Written instruction: Render the material again word for word, skipping the pictures in it.

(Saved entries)
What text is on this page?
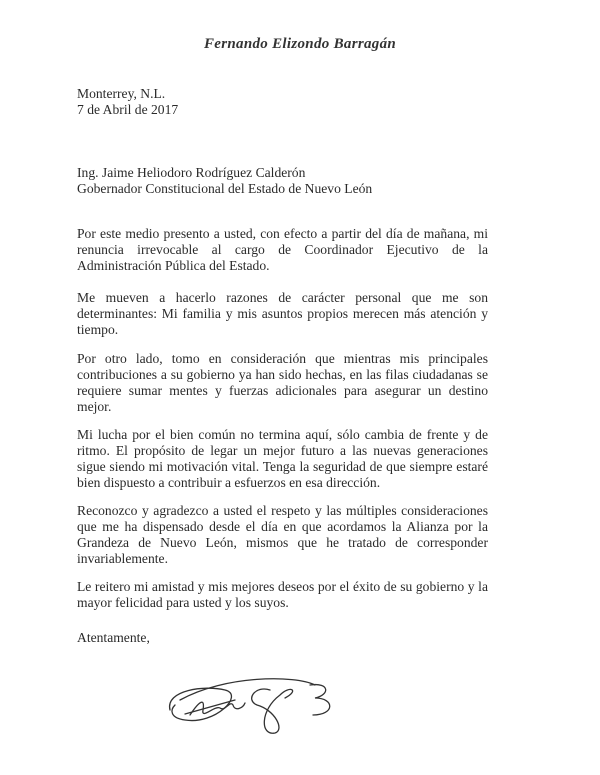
Fernando Elizondo Barragán
Monterrey, N.L.
7 de Abril de 2017
Ing. Jaime Heliodoro Rodríguez Calderón
Gobernador Constitucional del Estado de Nuevo León
Por este medio presento a usted, con efecto a partir del día de mañana, mi renuncia irrevocable al cargo de Coordinador Ejecutivo de la Administración Pública del Estado.
Me mueven a hacerlo razones de carácter personal que me son determinantes: Mi familia y mis asuntos propios merecen más atención y tiempo.
Por otro lado, tomo en consideración que mientras mis principales contribuciones a su gobierno ya han sido hechas, en las filas ciudadanas se requiere sumar mentes y fuerzas adicionales para asegurar un destino mejor.
Mi lucha por el bien común no termina aquí, sólo cambia de frente y de ritmo. El propósito de legar un mejor futuro a las nuevas generaciones sigue siendo mi motivación vital. Tenga la seguridad de que siempre estaré bien dispuesto a contribuir a esfuerzos en esa dirección.
Reconozco y agradezco a usted el respeto y las múltiples consideraciones que me ha dispensado desde el día en que acordamos la Alianza por la Grandeza de Nuevo León, mismos que he tratado de corresponder invariablemente.
Le reitero mi amistad y mis mejores deseos por el éxito de su gobierno y la mayor felicidad para usted y los suyos.
Atentamente,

The result:
What text is on this page?
Fernando Elizondo Barragán
Monterrey, N.L.
7 de Abril de 2017
Ing. Jaime Heliodoro Rodríguez Calderón
Gobernador Constitucional del Estado de Nuevo León
Por este medio presento a usted, con efecto a partir del día de mañana, mi renuncia irrevocable al cargo de Coordinador Ejecutivo de la Administración Pública del Estado.
Me mueven a hacerlo razones de carácter personal que me son determinantes: Mi familia y mis asuntos propios merecen más atención y tiempo.
Por otro lado, tomo en consideración que mientras mis principales contribuciones a su gobierno ya han sido hechas, en las filas ciudadanas se requiere sumar mentes y fuerzas adicionales para asegurar un destino mejor.
Mi lucha por el bien común no termina aquí, sólo cambia de frente y de ritmo. El propósito de legar un mejor futuro a las nuevas generaciones sigue siendo mi motivación vital. Tenga la seguridad de que siempre estaré bien dispuesto a contribuir a esfuerzos en esa dirección.
Reconozco y agradezco a usted el respeto y las múltiples consideraciones que me ha dispensado desde el día en que acordamos la Alianza por la Grandeza de Nuevo León, mismos que he tratado de corresponder invariablemente.
Le reitero mi amistad y mis mejores deseos por el éxito de su gobierno y la mayor felicidad para usted y los suyos.
Atentamente,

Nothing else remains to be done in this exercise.